INSTRUCTION.
Scan the entries below and extract each line with the word "xlabel" in it.

=-=-=-=-=

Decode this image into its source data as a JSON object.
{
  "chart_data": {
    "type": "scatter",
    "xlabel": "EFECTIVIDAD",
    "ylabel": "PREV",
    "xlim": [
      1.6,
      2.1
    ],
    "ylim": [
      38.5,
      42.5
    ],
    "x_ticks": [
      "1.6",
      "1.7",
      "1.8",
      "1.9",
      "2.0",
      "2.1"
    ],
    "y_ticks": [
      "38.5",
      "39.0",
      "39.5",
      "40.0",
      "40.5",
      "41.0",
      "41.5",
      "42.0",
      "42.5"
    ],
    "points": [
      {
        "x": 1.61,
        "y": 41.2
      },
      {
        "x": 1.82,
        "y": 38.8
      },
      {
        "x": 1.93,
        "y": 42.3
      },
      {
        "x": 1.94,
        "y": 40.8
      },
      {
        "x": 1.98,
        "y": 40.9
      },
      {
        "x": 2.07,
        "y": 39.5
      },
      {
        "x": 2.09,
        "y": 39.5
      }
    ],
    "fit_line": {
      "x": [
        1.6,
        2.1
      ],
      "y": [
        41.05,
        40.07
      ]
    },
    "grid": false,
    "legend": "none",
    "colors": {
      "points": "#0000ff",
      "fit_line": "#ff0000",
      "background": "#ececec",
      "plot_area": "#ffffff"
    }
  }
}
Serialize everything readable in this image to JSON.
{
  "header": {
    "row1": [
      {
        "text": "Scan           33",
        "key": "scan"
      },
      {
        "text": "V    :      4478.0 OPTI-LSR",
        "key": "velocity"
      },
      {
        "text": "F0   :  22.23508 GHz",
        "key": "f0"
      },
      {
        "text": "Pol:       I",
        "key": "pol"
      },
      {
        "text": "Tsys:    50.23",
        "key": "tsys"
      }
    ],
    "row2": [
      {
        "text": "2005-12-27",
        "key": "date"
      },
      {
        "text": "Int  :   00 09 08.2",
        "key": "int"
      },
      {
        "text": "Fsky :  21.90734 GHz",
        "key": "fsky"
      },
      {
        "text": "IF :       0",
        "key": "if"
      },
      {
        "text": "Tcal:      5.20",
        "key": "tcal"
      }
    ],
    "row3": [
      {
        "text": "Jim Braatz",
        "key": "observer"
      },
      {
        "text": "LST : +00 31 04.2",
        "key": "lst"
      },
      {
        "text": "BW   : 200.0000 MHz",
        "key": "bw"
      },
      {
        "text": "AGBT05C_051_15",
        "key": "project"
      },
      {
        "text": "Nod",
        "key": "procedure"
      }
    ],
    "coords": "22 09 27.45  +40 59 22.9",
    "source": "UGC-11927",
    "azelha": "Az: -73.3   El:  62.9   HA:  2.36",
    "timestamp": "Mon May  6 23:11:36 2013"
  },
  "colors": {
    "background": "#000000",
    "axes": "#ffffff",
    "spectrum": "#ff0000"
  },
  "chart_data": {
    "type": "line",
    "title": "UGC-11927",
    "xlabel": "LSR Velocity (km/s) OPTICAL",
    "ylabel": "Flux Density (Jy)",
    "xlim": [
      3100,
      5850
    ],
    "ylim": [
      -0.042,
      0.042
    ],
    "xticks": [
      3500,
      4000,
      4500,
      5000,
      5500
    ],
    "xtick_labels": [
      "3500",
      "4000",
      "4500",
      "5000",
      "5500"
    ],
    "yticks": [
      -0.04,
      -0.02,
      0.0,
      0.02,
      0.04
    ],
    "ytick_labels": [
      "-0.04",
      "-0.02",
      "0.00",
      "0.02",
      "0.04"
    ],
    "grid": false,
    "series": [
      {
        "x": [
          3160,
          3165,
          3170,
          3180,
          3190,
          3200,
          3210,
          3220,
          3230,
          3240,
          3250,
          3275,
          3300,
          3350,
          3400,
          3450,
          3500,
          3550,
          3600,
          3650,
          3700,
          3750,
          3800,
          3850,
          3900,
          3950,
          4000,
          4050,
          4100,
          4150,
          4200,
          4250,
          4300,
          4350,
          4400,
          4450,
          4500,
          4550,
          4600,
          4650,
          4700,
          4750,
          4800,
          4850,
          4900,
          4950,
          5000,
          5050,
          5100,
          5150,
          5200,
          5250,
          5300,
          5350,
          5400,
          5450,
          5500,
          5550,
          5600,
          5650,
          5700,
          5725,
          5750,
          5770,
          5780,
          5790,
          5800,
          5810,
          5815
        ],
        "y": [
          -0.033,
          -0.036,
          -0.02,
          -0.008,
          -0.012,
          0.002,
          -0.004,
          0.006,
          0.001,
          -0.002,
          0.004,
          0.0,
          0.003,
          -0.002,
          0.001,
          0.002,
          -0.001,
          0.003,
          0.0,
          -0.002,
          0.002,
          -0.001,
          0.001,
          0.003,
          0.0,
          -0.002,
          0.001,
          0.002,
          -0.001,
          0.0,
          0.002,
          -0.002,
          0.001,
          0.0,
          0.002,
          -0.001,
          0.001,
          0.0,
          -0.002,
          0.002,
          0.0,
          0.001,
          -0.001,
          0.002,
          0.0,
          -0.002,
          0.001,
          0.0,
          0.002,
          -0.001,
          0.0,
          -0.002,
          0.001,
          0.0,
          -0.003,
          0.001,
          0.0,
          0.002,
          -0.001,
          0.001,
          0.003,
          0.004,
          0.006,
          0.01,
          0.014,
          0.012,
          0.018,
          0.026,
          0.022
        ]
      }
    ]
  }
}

=-=-=-=-=

SOLVED PROBLEM.
    "xlabel": "EFECTIVIDAD",
    "xlabel": "LSR Velocity (km/s) OPTICAL",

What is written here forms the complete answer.